• REQUIREMENTS: In the listing that follows, how many lines contain "дополнительным"? Give the number only.

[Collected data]
::::::
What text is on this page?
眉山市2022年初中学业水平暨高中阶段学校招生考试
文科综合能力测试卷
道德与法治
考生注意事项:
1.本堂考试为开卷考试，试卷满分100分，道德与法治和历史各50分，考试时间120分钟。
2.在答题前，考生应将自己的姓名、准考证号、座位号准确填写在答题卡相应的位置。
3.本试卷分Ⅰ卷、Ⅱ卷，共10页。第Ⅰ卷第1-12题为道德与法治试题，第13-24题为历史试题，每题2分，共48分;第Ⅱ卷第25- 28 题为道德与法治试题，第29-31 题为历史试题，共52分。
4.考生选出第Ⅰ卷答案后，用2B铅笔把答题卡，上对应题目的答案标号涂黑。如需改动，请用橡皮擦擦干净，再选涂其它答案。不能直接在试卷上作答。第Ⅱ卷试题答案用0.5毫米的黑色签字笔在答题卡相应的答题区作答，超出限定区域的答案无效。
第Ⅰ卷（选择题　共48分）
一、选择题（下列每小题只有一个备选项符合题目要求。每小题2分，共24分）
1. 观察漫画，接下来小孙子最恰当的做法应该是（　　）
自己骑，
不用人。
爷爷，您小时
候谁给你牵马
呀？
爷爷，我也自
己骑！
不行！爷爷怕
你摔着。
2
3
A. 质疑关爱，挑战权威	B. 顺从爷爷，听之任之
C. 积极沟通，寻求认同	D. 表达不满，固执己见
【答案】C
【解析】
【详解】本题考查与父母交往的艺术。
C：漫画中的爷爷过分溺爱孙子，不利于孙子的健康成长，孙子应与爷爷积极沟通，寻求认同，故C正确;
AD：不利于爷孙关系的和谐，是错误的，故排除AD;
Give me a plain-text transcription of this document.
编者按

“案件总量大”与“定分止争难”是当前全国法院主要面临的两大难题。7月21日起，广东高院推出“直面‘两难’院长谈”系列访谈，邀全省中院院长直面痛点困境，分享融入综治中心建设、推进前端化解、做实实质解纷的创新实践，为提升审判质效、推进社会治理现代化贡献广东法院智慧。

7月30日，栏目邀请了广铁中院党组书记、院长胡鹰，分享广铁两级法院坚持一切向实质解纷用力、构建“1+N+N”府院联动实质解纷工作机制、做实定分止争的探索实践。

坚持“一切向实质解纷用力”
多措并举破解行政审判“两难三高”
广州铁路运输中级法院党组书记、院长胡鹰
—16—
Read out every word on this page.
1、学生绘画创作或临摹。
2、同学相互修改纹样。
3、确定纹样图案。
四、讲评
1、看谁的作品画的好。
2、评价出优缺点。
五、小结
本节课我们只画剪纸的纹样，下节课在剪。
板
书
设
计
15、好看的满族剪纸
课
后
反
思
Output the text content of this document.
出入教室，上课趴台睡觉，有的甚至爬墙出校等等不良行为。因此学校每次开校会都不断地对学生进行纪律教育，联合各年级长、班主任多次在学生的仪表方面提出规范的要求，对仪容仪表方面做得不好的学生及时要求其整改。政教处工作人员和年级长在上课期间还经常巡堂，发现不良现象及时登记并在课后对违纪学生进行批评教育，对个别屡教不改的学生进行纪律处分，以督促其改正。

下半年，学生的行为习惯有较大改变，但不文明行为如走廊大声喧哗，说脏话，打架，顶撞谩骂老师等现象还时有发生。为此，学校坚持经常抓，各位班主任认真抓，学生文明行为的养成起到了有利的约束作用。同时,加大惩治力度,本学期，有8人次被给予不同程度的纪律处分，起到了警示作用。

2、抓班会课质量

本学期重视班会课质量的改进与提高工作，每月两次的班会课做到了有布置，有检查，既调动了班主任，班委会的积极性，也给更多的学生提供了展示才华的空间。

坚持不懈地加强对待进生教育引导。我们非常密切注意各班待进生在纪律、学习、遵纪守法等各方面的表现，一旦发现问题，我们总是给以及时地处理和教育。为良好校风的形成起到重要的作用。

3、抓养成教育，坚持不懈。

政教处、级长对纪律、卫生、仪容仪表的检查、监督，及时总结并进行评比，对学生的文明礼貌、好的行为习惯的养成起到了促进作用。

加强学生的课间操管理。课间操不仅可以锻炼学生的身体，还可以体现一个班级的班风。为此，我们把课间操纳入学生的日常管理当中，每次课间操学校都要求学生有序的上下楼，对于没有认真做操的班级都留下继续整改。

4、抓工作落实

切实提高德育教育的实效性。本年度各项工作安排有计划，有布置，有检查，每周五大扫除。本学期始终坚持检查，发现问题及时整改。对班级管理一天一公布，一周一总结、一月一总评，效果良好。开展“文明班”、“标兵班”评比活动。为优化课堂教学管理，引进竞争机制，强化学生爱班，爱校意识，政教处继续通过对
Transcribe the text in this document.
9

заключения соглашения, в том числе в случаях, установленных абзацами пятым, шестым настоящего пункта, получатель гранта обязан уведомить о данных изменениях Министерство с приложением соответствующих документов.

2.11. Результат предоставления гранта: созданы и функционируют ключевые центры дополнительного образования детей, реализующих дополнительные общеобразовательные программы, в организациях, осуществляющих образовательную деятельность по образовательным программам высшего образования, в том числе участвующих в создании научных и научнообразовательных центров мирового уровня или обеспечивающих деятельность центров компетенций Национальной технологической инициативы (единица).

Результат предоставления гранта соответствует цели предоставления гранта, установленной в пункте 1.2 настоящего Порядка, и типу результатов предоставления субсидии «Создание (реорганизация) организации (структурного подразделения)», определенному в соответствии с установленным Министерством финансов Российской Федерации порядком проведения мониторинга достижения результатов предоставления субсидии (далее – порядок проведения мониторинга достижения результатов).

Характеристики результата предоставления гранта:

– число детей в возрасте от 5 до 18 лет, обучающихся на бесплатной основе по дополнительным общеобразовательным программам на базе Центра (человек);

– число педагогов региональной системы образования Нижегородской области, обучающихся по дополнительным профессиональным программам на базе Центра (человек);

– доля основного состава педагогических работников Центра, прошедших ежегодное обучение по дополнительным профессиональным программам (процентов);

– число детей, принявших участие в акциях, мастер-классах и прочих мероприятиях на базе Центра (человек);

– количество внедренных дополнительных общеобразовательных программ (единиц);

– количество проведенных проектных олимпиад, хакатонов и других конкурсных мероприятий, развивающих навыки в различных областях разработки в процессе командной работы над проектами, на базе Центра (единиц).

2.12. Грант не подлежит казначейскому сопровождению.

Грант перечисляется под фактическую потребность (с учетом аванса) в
::::::
• TASK SOLUTION: 3